** start EXCERPT PROVIDED **
In [2]:
%load_ext autoreload
%autoreload 2
import numpy as np
import xarray as xr
from matplotlib import pyplot as plt
import pandas as pd
import sys
sys.path.append('/home/onno/Thesis/Scripts')
import my_tools
from my_tools import plot_dic, file_dic
%matplotlib qt

In [3]:
#set path
path = '/media/onno/Algemeen/Thesis/GFS_T850/'

In [4]:
#loading GFS and ERA5 data for specific box 
file_gfs = 'gefsrf2_fldmean_t850_control0-252h_24hourly_lon_6_12_lat_52_46.nc'
file_era = 'era51_fldmean_mars_t850_79-19_24hourly_lon_6_12_lat_52_46.nc'
file_clim_p90 = 'era51_mars_t850_79-19_24hourly_90p_lon_6_12_lat_52_46_SMOOTHED.nc'
file_clim_p10 = 'era51_mars_t850_79-19_24hourly_10p_lon_6_12_lat_52_46_SMOOTHED.nc'
gfs = xr.open_dataset(path+file_gfs,decode_times=False).squeeze()
#set gfs time data to datetime object
init_time_gfs = pd.Timestamp('1800-01-01')
gfs['time'] = [pd.Timedelta(i,'hours')+init_time_gfs for i in gfs.time.values]
gfs['lead'] = gfs['lead']//24
#group forecast by lead time and take daily means
gfs = gfs.sel(lead=slice(0,9)).groupby('lead').mean()
era = xr.open_dataset(path+file_era).squeeze()
#load percentile climatology. For convenience I set the data to all days in the leap year 2016. That has no further effect on the data
clim_p90 = xr.open_dataset(path+file_clim_p90).squeeze()
clim_p90['time']=pd.date_range('2016-01-01',"2016-12-31")
clim_p10 = xr.open_dataset(path+file_clim_p10).squeeze()
clim_p10['time']=pd.date_range('2016-01-01',"2016-12-31")


General monthly Gilbert Skill Scores

In [75]:
#put climatologies in list to loop over them
climz = [clim_p90,clim_p10]
#set and select lead day. Value must range between 0 and 9
lead_dayz = [1,3,5,7,9]
#make reanalysis and forecast of equal length
df_warm = pd.DataFrame(index=np.arange(1,13),columns=['day_1','day_3','day_5','day_7','day_9'])
df_cold = pd.DataFrame(index=np.arange(1,13),columns=['day_1','day_3','day_5','day_7','day_9'])
#loop over heat and cold extremes

for lead_day in lead_dayz:
    gfs_lead = gfs.sel(lead=lead_day)
** end EXCERPT PROVIDED **
• WHAT YOU NEED TO DO:
(a) Translate into German this sentence from the notebook code: "Value must range between 0 and 9"
(b) From the notebook code, reproduce the passage between "gfs['time'] = [pd.Timedelta(i,'hours')+init_time_gfs" and "clim_p90 = xr.open_dataset(path+file_clim_p90).squeeze()", inclusive.
** start AVAILABLE DATA **
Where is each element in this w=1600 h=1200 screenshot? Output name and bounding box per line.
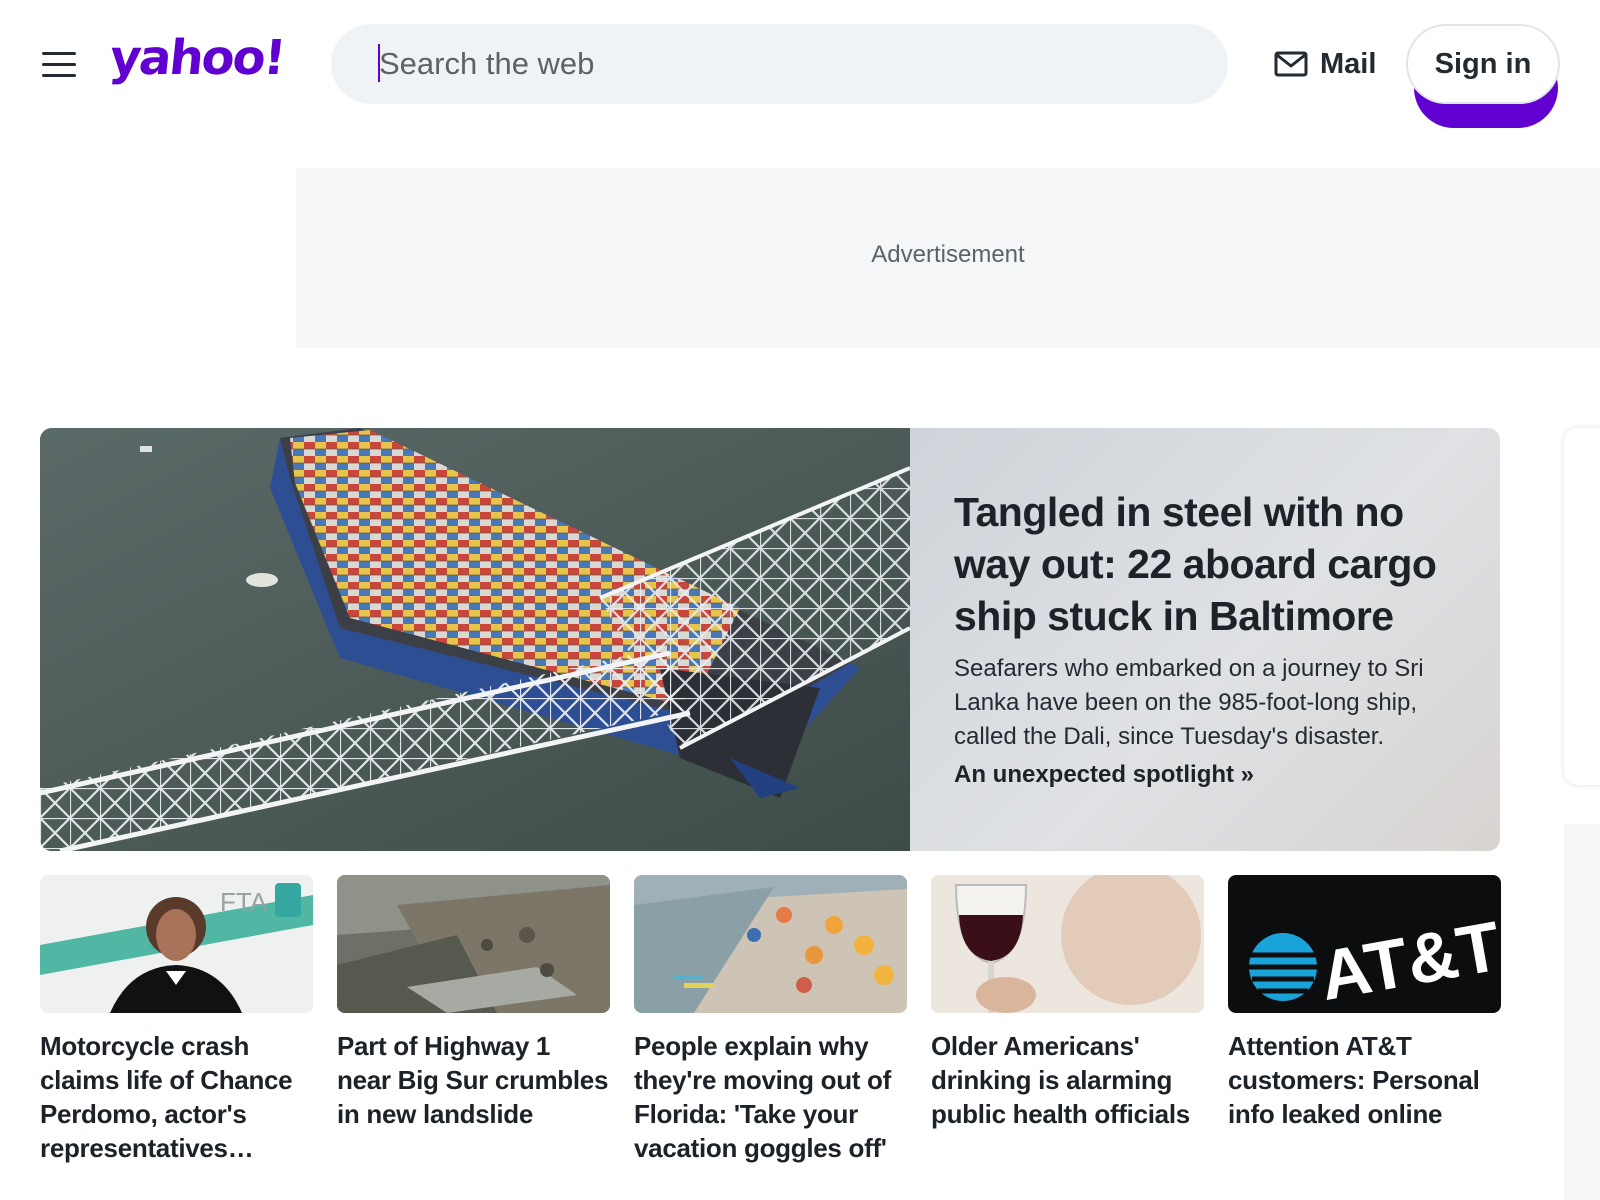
** end AVAILABLE DATA **
• THE RESPONSES:
(a) Der Wert muss zwischen 0 und 9 liegen.

(b)
gfs['time'] = [pd.Timedelta(i,'hours')+init_time_gfs for i in gfs.time.values]
gfs['lead'] = gfs['lead']//24
#group forecast by lead time and take daily means
gfs = gfs.sel(lead=slice(0,9)).groupby('lead').mean()
era = xr.open_dataset(path+file_era).squeeze()
#load percentile climatology. For convenience I set the data to all days in the leap year 2016. That has no further effect on the data
clim_p90 = xr.open_dataset(path+file_clim_p90).squeeze()